Passage shown:

....................

Improving your SQL skills

I used to be almost exclusively a database developer, writing complex queries and stored procedures in Oracle and MySQL. Of late I've been doing more and more web based work, HTML, JavaScript, CSS, PHP and PERL, this means of course that I'm doing less and less SQL especially the more complex stuff that I would have been doing in the past.

Personally I've been using SQL long enough that while it might not flow from my fingers as it did previously with a bit of thinking it comes back fairly quickly. I tend to think of it like fitness, if you go to the gym regularly your fitness levels improve quickly, slack off and they drop back down almost as fast.

To keep my SQL skills "fit" I visit another sort of gym, the MySQL Forums, to be exact the Newbie forum. In that forum there are plenty of people offering you the chance of a mental work out at all skill levels, because of it's very nature there are all sorts of questions which often need a clever solution. While it’s a pain to most people the lack of support for sub-queries in MySQL 4.0 is great for a work out as it often makes you think a little harder about how to tackle a problem you might normally throw a sub-query at.

If you ever become too fit for the Newbie forum there are plenty of others, just like a gym has different equipment to work different areas of your body, the MySQL Forum has different sections to raise you SQL fitness levels further, the General and Performance being good ones to put mass on those SQL muscles.

The great thing about these questions is that during your normal working year you might never get to use some of the features needed to answer them, there is nothing worse that your boss dumping a set of reports requirements on your desk and having no idea how to even start constructing the SQL. But if you have been working out at the SQL gym you’re likely to have come across a few methods to get started.

So why not do what the government health departments keep telling us and spent 30 minutes a day in the gym.

....................

Task instructions:
1. Render this sentence from the article on improving SQL skills in Spanish: "To keep my SQL skills "fit" I visit another sort of gym, the MySQL Forums, to be exact the Newbie forum."
2. Reproduce the article on improving SQL skills from "I used to be" up to and including "in the past.", substituting "PostgreSQL" for "Oracle".

Given information:

....................

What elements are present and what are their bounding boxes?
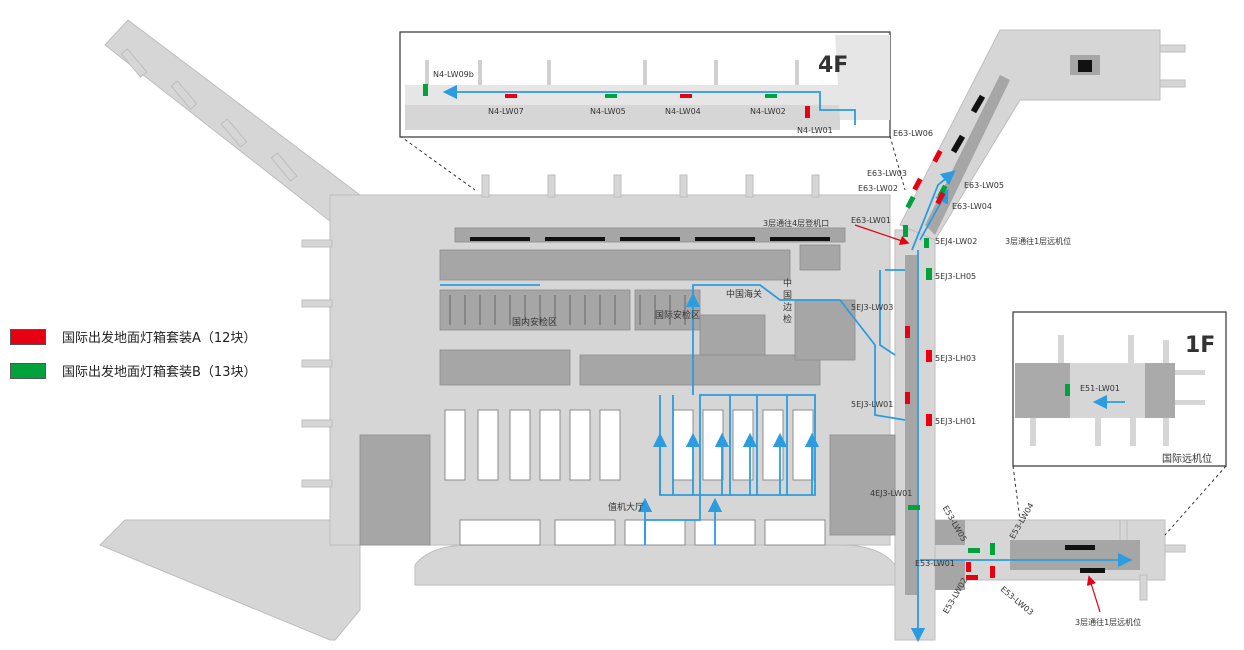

....................

Response list:
1. Para mantener mis habilidades de SQL "en forma", visito otro tipo de gimnasio, los foros de MySQL, concretamente el foro Newbie.

2.
I used to be almost exclusively a database developer, writing complex queries and stored procedures in PostgreSQL and MySQL. Of late I've been doing more and more web based work, HTML, JavaScript, CSS, PHP and PERL, this means of course that I'm doing less and less SQL especially the more complex stuff that I would have been doing in the past.